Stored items
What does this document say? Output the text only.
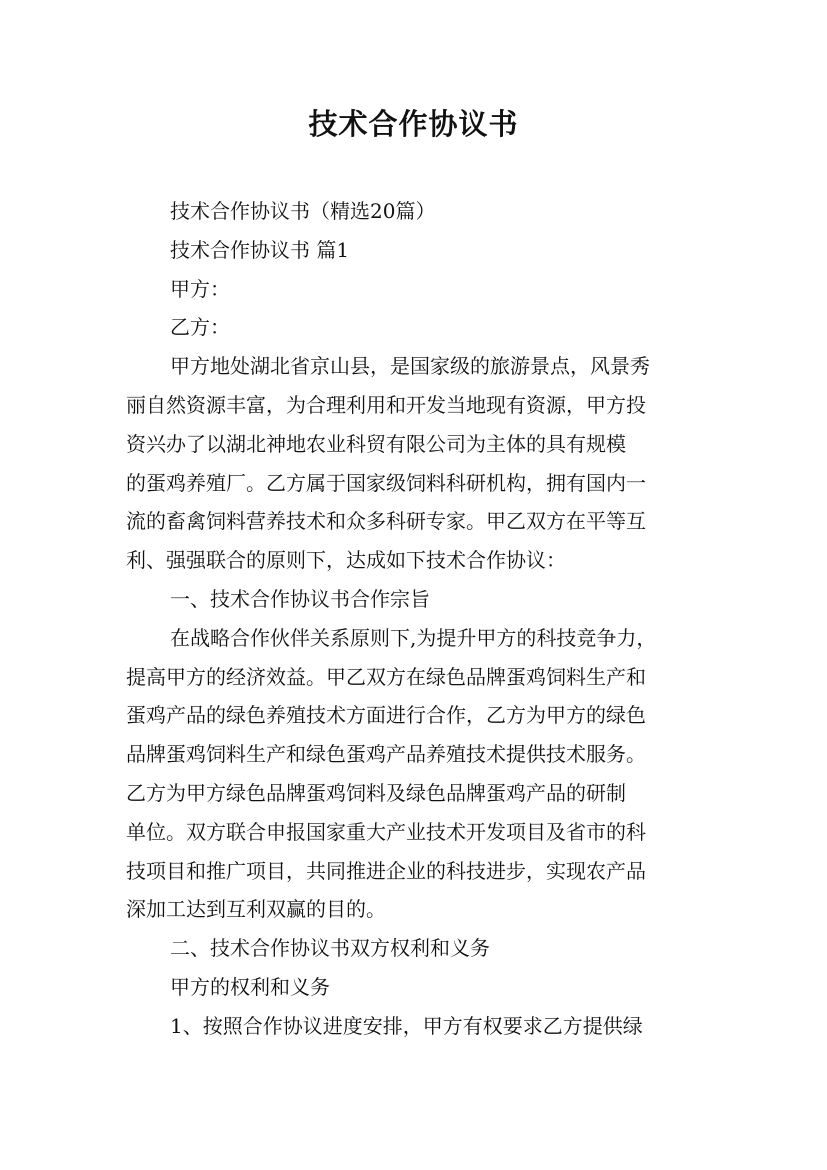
技术合作协议书

技术合作协议书（精选20篇）

技术合作协议书 篇1

甲方：

乙方：

甲方地处湖北省京山县，是国家级的旅游景点，风景秀

丽自然资源丰富，为合理利用和开发当地现有资源，甲方投

资兴办了以湖北神地农业科贸有限公司为主体的具有规模

的蛋鸡养殖厂。乙方属于国家级饲料科研机构，拥有国内一

流的畜禽饲料营养技术和众多科研专家。甲乙双方在平等互

利、强强联合的原则下，达成如下技术合作协议：

一、技术合作协议书合作宗旨

在战略合作伙伴关系原则下,为提升甲方的科技竞争力，

提高甲方的经济效益。甲乙双方在绿色品牌蛋鸡饲料生产和

蛋鸡产品的绿色养殖技术方面进行合作，乙方为甲方的绿色

品牌蛋鸡饲料生产和绿色蛋鸡产品养殖技术提供技术服务。

乙方为甲方绿色品牌蛋鸡饲料及绿色品牌蛋鸡产品的研制

单位。双方联合申报国家重大产业技术开发项目及省市的科

技项目和推广项目，共同推进企业的科技进步，实现农产品

深加工达到互利双赢的目的。

二、技术合作协议书双方权利和义务

甲方的权利和义务

1、按照合作协议进度安排，甲方有权要求乙方提供绿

• [TASK TO CARRY OUT]:
Copy the listing over exactly, skipping the pictures it holds.

• [THE RESULT]:
What does this document say? Output the text only.
技术合作协议书

技术合作协议书（精选20篇）

技术合作协议书 篇1

甲方：

乙方：

甲方地处湖北省京山县，是国家级的旅游景点，风景秀

丽自然资源丰富，为合理利用和开发当地现有资源，甲方投

资兴办了以湖北神地农业科贸有限公司为主体的具有规模

的蛋鸡养殖厂。乙方属于国家级饲料科研机构，拥有国内一

流的畜禽饲料营养技术和众多科研专家。甲乙双方在平等互

利、强强联合的原则下，达成如下技术合作协议：

一、技术合作协议书合作宗旨

在战略合作伙伴关系原则下,为提升甲方的科技竞争力，

提高甲方的经济效益。甲乙双方在绿色品牌蛋鸡饲料生产和

蛋鸡产品的绿色养殖技术方面进行合作，乙方为甲方的绿色

品牌蛋鸡饲料生产和绿色蛋鸡产品养殖技术提供技术服务。

乙方为甲方绿色品牌蛋鸡饲料及绿色品牌蛋鸡产品的研制

单位。双方联合申报国家重大产业技术开发项目及省市的科

技项目和推广项目，共同推进企业的科技进步，实现农产品

深加工达到互利双赢的目的。

二、技术合作协议书双方权利和义务

甲方的权利和义务

1、按照合作协议进度安排，甲方有权要求乙方提供绿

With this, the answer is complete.